▸ EXERCISES TO COMPLETE
**a.** Using the passage on Registered Indian and Aboriginal population estimates, answer these questions: (i) At the end of 2016, about how many registrants had their province of residence listed as "Outside of Canada"? (ii) What was the Indian Register's estimate of Registered Indians as of December 31, 2016? (iii) What was the 2016 Census estimate of the Aboriginal identity population at the Canada level?
**b.** In the passage on Registered Indian and Aboriginal population estimates, reproduce the section starting with "At the Canada" and going on through "people, were examined.", swapping "response mobility" for "reporting mobility".

For additional information on the Indian Register, refer to How to update the Indian Register?
Furthermore, Registered Indian status does not guarantee Canadian residency. There are a number of registrants on the Indian Register who live in other countries. For example, at the end of 2016, there were nearly 23,000 registrants whose province of residence was listed as “Outside of Canada.”
The different purposes, and the methodological and conceptual differences, of the Indian Register and the census result in estimates that are not directly comparable. The estimate of Registered Indians from the census on May 10, 2016, was 820,120. This was 15.5% lower than the estimate from the Indian Register as of December 31, 2016, which was 970,562.
5.1.9 Comparability with Demosim projections
Demosim is a demographic microsimulation projection model developed and maintained at Statistics Canada. Demosim produces dynamic population projections at the levels of provinces, territories, census metropolitan areas and selected smaller geographies, based on a number of characteristics (age, sex, place of birth, Aboriginal identity, Registered Indian status, visible minority group, generation status, languages, highest level of educational attainment and labour force participation, etc.). It produces projections by simulating events such as births, deaths, migrations and changes in level of education according to various population growth scenarios.Note 2
Custom projectionsNote 3 from the Demosim model based on the 2011 NHS were prepared specifically for the purposes of comparing the 2016 Census of Population data with projection results as of May 10, 2016, for a number of variables, including the Aboriginal identity variable.
For the Aboriginal identity variable, two projection scenarios were prepared with different assumptions related to intra-generational response mobility.Note 4 One scenario included response mobility according to the average of three periods (from 1996 to 2001, from 2001 to 2006 and from 2006 to 2011), and the other scenario was prepared with an assumption that there was no response mobility as of 2011.
At the Canada level, the 2016 Census estimated the Aboriginal identity population at 1,673,785, a number relatively close to the 1,654,000 Aboriginal people projected in the Demosim scenario with response mobility. The difference was 19,785, or 1.2%. However, the difference increased to 126,785 (7.6%) when the census estimate was compared with the projected number based on the scenario without response mobility. Furthermore, the difference between the two sources was more noticeable when specific Aboriginal groups, especially the Métis and First Nations people, were examined.
Consequently, the overall differences in results between the two sources are smaller between the census and the Demosim projection scenario with response mobility, compared with the results between the census and the Demosim scenario without response mobility.

▸ SUPPLIED ENTRIES

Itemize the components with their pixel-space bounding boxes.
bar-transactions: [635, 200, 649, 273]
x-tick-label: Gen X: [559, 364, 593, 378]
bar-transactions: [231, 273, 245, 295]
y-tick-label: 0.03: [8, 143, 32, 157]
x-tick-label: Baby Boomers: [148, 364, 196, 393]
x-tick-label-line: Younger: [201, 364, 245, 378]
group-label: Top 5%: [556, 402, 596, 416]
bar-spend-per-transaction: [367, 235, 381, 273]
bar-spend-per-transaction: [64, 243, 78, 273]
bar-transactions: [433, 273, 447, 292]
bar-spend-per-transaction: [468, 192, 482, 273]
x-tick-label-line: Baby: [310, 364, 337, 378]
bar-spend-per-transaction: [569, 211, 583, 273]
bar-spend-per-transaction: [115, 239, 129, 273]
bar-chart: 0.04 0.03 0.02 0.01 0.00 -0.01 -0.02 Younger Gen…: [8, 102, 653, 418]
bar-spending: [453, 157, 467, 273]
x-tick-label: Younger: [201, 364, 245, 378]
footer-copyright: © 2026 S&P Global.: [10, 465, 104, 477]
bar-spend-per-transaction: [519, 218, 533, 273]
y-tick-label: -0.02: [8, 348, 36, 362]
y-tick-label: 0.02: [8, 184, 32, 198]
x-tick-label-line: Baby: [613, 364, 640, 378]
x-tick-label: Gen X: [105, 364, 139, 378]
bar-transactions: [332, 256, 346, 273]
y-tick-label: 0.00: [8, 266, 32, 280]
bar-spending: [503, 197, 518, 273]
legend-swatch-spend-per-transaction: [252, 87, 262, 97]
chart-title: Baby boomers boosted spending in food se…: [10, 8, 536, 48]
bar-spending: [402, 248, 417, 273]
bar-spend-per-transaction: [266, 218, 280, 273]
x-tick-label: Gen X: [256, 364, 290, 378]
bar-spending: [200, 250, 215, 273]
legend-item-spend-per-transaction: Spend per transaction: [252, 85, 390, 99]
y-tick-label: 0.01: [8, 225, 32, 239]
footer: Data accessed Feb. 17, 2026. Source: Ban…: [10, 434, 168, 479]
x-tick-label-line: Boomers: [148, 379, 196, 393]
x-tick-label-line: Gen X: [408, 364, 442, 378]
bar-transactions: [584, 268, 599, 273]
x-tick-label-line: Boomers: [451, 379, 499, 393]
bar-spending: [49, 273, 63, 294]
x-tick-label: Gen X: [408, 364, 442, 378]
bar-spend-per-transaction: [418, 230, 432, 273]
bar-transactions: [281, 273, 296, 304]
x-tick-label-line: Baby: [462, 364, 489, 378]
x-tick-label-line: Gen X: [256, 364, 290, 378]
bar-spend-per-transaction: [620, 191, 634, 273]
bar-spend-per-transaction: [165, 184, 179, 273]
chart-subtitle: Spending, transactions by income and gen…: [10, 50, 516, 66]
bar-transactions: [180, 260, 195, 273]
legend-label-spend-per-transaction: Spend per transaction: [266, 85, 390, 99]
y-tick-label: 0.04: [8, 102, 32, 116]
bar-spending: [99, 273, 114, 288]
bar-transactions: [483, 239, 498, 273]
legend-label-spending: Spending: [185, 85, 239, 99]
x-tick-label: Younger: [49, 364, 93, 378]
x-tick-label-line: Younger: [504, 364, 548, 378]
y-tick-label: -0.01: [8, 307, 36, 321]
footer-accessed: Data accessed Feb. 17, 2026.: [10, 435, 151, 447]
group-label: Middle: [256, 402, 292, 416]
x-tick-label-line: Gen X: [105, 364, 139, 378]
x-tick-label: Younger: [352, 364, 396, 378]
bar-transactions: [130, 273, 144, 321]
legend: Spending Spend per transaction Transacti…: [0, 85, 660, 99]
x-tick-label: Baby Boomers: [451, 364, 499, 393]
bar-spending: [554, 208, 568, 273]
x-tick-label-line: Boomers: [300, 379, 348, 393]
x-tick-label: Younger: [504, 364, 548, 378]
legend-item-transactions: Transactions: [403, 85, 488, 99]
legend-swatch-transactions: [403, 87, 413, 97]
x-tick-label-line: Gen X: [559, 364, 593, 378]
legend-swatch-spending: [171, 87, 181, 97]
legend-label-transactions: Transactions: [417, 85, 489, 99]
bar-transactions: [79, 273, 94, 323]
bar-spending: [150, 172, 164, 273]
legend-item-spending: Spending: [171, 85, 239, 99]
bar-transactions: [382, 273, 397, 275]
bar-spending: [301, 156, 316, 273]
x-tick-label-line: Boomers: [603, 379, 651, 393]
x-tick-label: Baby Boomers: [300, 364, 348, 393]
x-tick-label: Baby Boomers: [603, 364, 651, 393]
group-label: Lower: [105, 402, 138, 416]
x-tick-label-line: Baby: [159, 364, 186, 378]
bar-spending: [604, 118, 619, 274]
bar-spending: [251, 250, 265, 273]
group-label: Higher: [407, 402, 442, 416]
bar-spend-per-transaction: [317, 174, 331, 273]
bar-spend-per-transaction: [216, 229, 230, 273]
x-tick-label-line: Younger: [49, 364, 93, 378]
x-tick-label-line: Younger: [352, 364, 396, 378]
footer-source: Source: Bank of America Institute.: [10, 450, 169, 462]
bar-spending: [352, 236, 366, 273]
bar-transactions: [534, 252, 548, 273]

▸ OUTPUTS BY TASK
**a.**
(i) Nearly 23,000
(ii) 970,562
(iii) 1,673,785

**b.**
At the Canada level, the 2016 Census estimated the Aboriginal identity population at 1,673,785, a number relatively close to the 1,654,000 Aboriginal people projected in the Demosim scenario with reporting mobility. The difference was 19,785, or 1.2%. However, the difference increased to 126,785 (7.6%) when the census estimate was compared with the projected number based on the scenario without reporting mobility. Furthermore, the difference between the two sources was more noticeable when specific Aboriginal groups, especially the Métis and First Nations people, were examined.